Hibbertia furfuracea is a species of flowering plant in the family Dilleniaceae and is endemic to near-coastal areas of south-western Western Australia. It is an erect shrub with narrow egg-shaped leaves with the narrower end towards the base, and yellow flowers borne in upper leaf axils, with ten to twelve stamens all on one side of two carpels.

==Description==
Hibbertia furfuracea is an erect shrub that typically grows to a height of 1–2.5 m with hairy young branches. The leaves are narrow egg-shaped with the narrower end towards the base, 25–40 mm long and up to 4–8 mm wide with the edges turned downwards. The flowers are arranged singly in upper leaf axils on a pedicel 8-20 mm long, with linear to narrow egg-shaped bracts 5–9 mm long. The sepals are egg-shaped, 6.5–9 mm long and the petals are yellow, 10–12 mm long with a notch at the top. There are from ten to twelve stamens arranged on one side of the two hairy, spherical carpels, each carpel with four ovules. Flowering occurs from July to December.

★ ★ ★ ★

**WORK TASK:**
Pick up the Hibbertia furfuracea text right after its last sentence and keep it going. You won't need the lines that follow.

★ ★ ★ ★

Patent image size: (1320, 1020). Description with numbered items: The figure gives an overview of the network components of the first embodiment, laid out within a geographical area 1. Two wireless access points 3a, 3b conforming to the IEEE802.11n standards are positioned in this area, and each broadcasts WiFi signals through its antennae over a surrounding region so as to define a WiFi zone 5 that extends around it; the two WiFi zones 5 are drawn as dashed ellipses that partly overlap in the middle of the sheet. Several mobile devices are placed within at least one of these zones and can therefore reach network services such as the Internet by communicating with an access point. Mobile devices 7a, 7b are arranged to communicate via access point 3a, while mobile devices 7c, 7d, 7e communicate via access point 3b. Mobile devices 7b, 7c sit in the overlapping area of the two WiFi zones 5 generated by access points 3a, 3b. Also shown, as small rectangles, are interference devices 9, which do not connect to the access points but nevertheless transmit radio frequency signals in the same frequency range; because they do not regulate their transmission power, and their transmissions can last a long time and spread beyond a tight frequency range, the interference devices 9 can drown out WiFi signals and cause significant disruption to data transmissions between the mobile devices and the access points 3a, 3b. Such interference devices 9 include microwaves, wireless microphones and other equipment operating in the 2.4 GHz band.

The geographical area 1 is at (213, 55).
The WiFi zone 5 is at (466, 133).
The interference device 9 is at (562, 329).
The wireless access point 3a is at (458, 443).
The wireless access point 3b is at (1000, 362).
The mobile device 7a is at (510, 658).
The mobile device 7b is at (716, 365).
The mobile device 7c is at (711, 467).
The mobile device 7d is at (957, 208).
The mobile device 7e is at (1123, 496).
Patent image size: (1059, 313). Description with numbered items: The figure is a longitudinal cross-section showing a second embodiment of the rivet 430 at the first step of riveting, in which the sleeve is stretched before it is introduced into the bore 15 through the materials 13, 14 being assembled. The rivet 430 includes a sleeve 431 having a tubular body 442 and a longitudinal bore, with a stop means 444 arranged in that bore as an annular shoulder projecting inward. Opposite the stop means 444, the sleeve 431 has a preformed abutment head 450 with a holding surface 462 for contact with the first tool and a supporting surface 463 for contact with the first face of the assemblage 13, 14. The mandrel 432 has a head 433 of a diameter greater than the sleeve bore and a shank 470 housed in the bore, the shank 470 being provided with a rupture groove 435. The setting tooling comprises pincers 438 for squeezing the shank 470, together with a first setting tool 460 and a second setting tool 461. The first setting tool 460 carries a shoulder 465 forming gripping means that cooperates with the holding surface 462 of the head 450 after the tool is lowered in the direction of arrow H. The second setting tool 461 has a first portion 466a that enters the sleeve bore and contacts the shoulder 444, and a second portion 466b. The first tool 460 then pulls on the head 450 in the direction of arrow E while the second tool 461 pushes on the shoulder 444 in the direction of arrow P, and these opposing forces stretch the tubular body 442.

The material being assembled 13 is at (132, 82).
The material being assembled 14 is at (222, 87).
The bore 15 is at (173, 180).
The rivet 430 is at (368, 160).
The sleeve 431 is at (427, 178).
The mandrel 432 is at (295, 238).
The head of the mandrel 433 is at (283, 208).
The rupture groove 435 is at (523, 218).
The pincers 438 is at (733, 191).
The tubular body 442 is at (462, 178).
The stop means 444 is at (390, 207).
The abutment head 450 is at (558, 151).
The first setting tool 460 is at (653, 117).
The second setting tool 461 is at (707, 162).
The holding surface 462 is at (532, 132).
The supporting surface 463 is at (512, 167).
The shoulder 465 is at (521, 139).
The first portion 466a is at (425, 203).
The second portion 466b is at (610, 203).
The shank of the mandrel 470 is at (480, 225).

★ ★ ★ ★

**RESULT BELOW:**
==Taxonomy==
This species was first formally described in 1817 by Augustin Pyramus de Candolle in his Regni Vegetabilis Systema Naturale and given the name Pleurandra furfuracea from an unpublished description by Robert Brown. In 1863, George Bentham changed the name to Hibbertia furfuracea in Flora Australiensis. The specific epithet (furfuracea) means "scurfy", referring to the branchlets and young leaves.

==Distribution and habitat==
Hibbertia furfuracea is widespread and common in near-coastal areas between Cape Naturaliste and the Donnelly River and between Broke in the D'Entrecasteaux National Park and the Waychinicup River, in the Esperance Plains, Jarrah Forest and Warren biogeographic regions of south-western Western Australia.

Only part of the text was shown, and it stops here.